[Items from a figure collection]

□ □ □ □ □ □ □

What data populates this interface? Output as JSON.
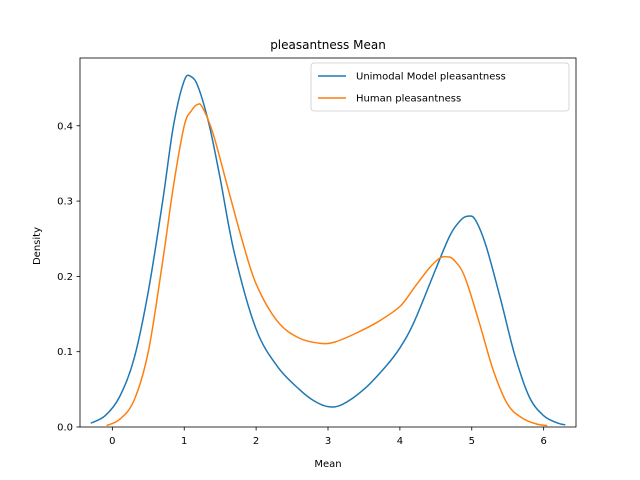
{
  "chart_data": {
    "type": "line",
    "title": "pleasantness Mean",
    "xlabel": "Mean",
    "ylabel": "Density",
    "xlim": [
      -0.45,
      6.45
    ],
    "ylim": [
      0,
      0.49
    ],
    "xticks": [
      0,
      1,
      2,
      3,
      4,
      5,
      6
    ],
    "yticks": [
      0.0,
      0.1,
      0.2,
      0.3,
      0.4
    ],
    "ytick_labels": [
      "0.0",
      "0.1",
      "0.2",
      "0.3",
      "0.4"
    ],
    "grid": false,
    "legend_position": "top-right",
    "series": [
      {
        "name": "Unimodal Model pleasantness",
        "color": "#1f77b4",
        "x": [
          -0.3,
          -0.1,
          0.1,
          0.3,
          0.5,
          0.7,
          0.85,
          1.0,
          1.1,
          1.2,
          1.35,
          1.5,
          1.7,
          2.0,
          2.3,
          2.6,
          2.8,
          3.0,
          3.2,
          3.5,
          3.8,
          4.0,
          4.2,
          4.5,
          4.7,
          4.85,
          4.95,
          5.05,
          5.2,
          5.4,
          5.6,
          5.8,
          6.0,
          6.2,
          6.3
        ],
        "y": [
          0.005,
          0.015,
          0.04,
          0.09,
          0.18,
          0.3,
          0.4,
          0.46,
          0.465,
          0.45,
          0.4,
          0.33,
          0.23,
          0.13,
          0.08,
          0.05,
          0.035,
          0.027,
          0.03,
          0.05,
          0.08,
          0.105,
          0.14,
          0.21,
          0.255,
          0.275,
          0.28,
          0.275,
          0.24,
          0.17,
          0.095,
          0.04,
          0.015,
          0.005,
          0.003
        ]
      },
      {
        "name": "Human pleasantness",
        "color": "#ff7f0e",
        "x": [
          -0.08,
          0.1,
          0.3,
          0.5,
          0.7,
          0.85,
          1.0,
          1.1,
          1.18,
          1.25,
          1.4,
          1.6,
          1.8,
          2.0,
          2.3,
          2.6,
          2.9,
          3.1,
          3.4,
          3.7,
          4.0,
          4.2,
          4.4,
          4.55,
          4.65,
          4.75,
          4.9,
          5.1,
          5.3,
          5.5,
          5.7,
          5.9,
          6.05
        ],
        "y": [
          0.002,
          0.01,
          0.035,
          0.1,
          0.22,
          0.32,
          0.4,
          0.42,
          0.428,
          0.425,
          0.39,
          0.32,
          0.25,
          0.19,
          0.14,
          0.118,
          0.111,
          0.113,
          0.125,
          0.14,
          0.16,
          0.185,
          0.21,
          0.224,
          0.226,
          0.222,
          0.2,
          0.14,
          0.075,
          0.03,
          0.012,
          0.004,
          0.002
        ]
      }
    ]
  }
}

□ □ □ □ □ □ □

§ Brief
Read the lines above. Gather those in which the string "name" is found.

§ Task solution
        "name": "Unimodal Model pleasantness",
        "name": "Human pleasantness",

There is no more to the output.